[Spatial layout entries]
________

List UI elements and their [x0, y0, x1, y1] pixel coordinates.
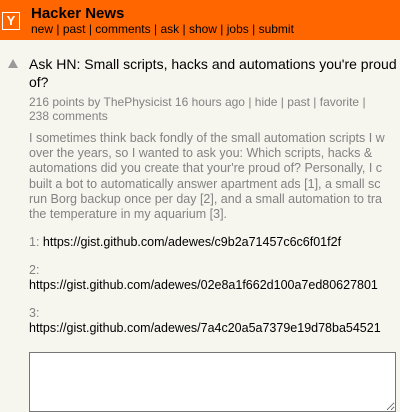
footnote-3: 3: https://gist.github.com/adewes/7a4c20…: [29, 306, 400, 336]
footnote-link[interactable]: https://gist.github.com/adewes/02e8a1f66…: [29, 278, 378, 292]
footnote-1: 1: https://gist.github.com/adewes/c9b2a7…: [29, 235, 400, 250]
story-subtext: 216 points by ThePhysicist 16 hours ago …: [29, 95, 366, 109]
story-points: 216 points: [29, 95, 85, 109]
footnote-link[interactable]: https://gist.github.com/adewes/7a4c20a5a…: [29, 321, 381, 335]
favorite-link[interactable]: favorite: [320, 95, 359, 109]
story-body: I sometimes think back fondly of the sma…: [29, 131, 400, 222]
footnote-number: 3:: [29, 306, 40, 320]
story-by-label: by: [87, 95, 101, 109]
body-line: over the years, so I wanted to ask you: …: [29, 146, 373, 161]
footnote-number: 2:: [29, 263, 40, 277]
body-line: automations did you create that your're …: [29, 161, 383, 176]
story-title[interactable]: Ask HN: Small scripts, hacks and automat…: [29, 55, 400, 73]
body-line: I sometimes think back fondly of the sma…: [29, 131, 385, 145]
story-title-continued[interactable]: of?: [29, 73, 48, 91]
nav-show[interactable]: show: [189, 22, 217, 36]
upvote-arrow-icon[interactable]: [8, 59, 18, 68]
footnote-link[interactable]: https://gist.github.com/adewes/c9b2a7145…: [43, 235, 341, 249]
story-subtext-continued: 238 comments: [29, 109, 108, 123]
story-author-link[interactable]: ThePhysicist: [104, 95, 172, 109]
hide-link[interactable]: hide: [255, 95, 278, 109]
footnote-2: 2: https://gist.github.com/adewes/02e8a1…: [29, 263, 400, 293]
site-name-link[interactable]: Hacker News: [31, 5, 124, 22]
nav-submit[interactable]: submit: [259, 22, 294, 36]
hn-logo[interactable]: Y: [2, 12, 20, 30]
nav-past[interactable]: past: [63, 22, 86, 36]
footnote-number: 1:: [29, 235, 40, 249]
body-line: built a bot to automatically answer apar…: [29, 176, 381, 191]
comments-link[interactable]: 238 comments: [29, 109, 108, 123]
top-bar: Y Hacker News new | past | comments | as…: [0, 0, 400, 40]
nav-comments[interactable]: comments: [95, 22, 150, 36]
nav-new[interactable]: new: [31, 22, 53, 36]
story-age-link[interactable]: 16 hours ago: [175, 95, 245, 109]
comment-textarea[interactable]: [29, 352, 396, 412]
nav-ask[interactable]: ask: [160, 22, 179, 36]
nav-jobs[interactable]: jobs: [227, 22, 249, 36]
body-line: run Borg backup once per day [2], and a …: [29, 191, 382, 206]
past-link[interactable]: past: [287, 95, 310, 109]
body-line: the temperature in my aquarium [3].: [29, 207, 228, 222]
nav-links: new | past | comments | ask | show | job…: [31, 22, 294, 36]
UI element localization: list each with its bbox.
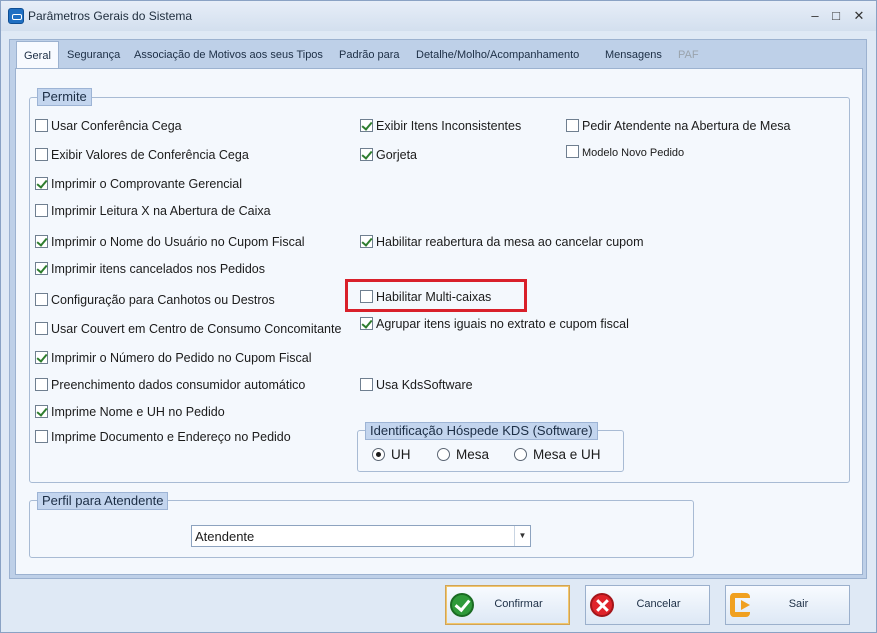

________

### PROBLEM REQUIREMENTS
Copy every line of the entries above word for word, leaving out the pictures.

### OUTPUT OF THE EXERCISE
List UI elements and their [x0, y0, x1, y1] pixel coordinates.
footnote-3: 3: https://gist.github.com/adewes/7a4c20…: [29, 306, 400, 336]
footnote-link[interactable]: https://gist.github.com/adewes/02e8a1f66…: [29, 278, 378, 292]
footnote-1: 1: https://gist.github.com/adewes/c9b2a7…: [29, 235, 400, 250]
story-subtext: 216 points by ThePhysicist 16 hours ago …: [29, 95, 366, 109]
story-points: 216 points: [29, 95, 85, 109]
footnote-link[interactable]: https://gist.github.com/adewes/7a4c20a5a…: [29, 321, 381, 335]
favorite-link[interactable]: favorite: [320, 95, 359, 109]
story-body: I sometimes think back fondly of the sma…: [29, 131, 400, 222]
footnote-number: 3:: [29, 306, 40, 320]
story-by-label: by: [87, 95, 101, 109]
body-line: over the years, so I wanted to ask you: …: [29, 146, 373, 161]
footnote-number: 2:: [29, 263, 40, 277]
body-line: automations did you create that your're …: [29, 161, 383, 176]
story-title[interactable]: Ask HN: Small scripts, hacks and automat…: [29, 55, 400, 73]
body-line: I sometimes think back fondly of the sma…: [29, 131, 385, 145]
story-title-continued[interactable]: of?: [29, 73, 48, 91]
nav-show[interactable]: show: [189, 22, 217, 36]
upvote-arrow-icon[interactable]: [8, 59, 18, 68]
footnote-link[interactable]: https://gist.github.com/adewes/c9b2a7145…: [43, 235, 341, 249]
story-subtext-continued: 238 comments: [29, 109, 108, 123]
story-author-link[interactable]: ThePhysicist: [104, 95, 172, 109]
hide-link[interactable]: hide: [255, 95, 278, 109]
footnote-2: 2: https://gist.github.com/adewes/02e8a1…: [29, 263, 400, 293]
site-name-link[interactable]: Hacker News: [31, 5, 124, 22]
nav-submit[interactable]: submit: [259, 22, 294, 36]
hn-logo[interactable]: Y: [2, 12, 20, 30]
nav-past[interactable]: past: [63, 22, 86, 36]
footnote-number: 1:: [29, 235, 40, 249]
body-line: built a bot to automatically answer apar…: [29, 176, 381, 191]
comments-link[interactable]: 238 comments: [29, 109, 108, 123]
top-bar: Y Hacker News new | past | comments | as…: [0, 0, 400, 40]
nav-comments[interactable]: comments: [95, 22, 150, 36]
nav-new[interactable]: new: [31, 22, 53, 36]
story-age-link[interactable]: 16 hours ago: [175, 95, 245, 109]
comment-textarea[interactable]: [29, 352, 396, 412]
nav-ask[interactable]: ask: [160, 22, 179, 36]
nav-jobs[interactable]: jobs: [227, 22, 249, 36]
body-line: run Borg backup once per day [2], and a …: [29, 191, 382, 206]
past-link[interactable]: past: [287, 95, 310, 109]
body-line: the temperature in my aquarium [3].: [29, 207, 228, 222]
nav-links: new | past | comments | ask | show | job…: [31, 22, 294, 36]
UI element localization: list each with its bbox.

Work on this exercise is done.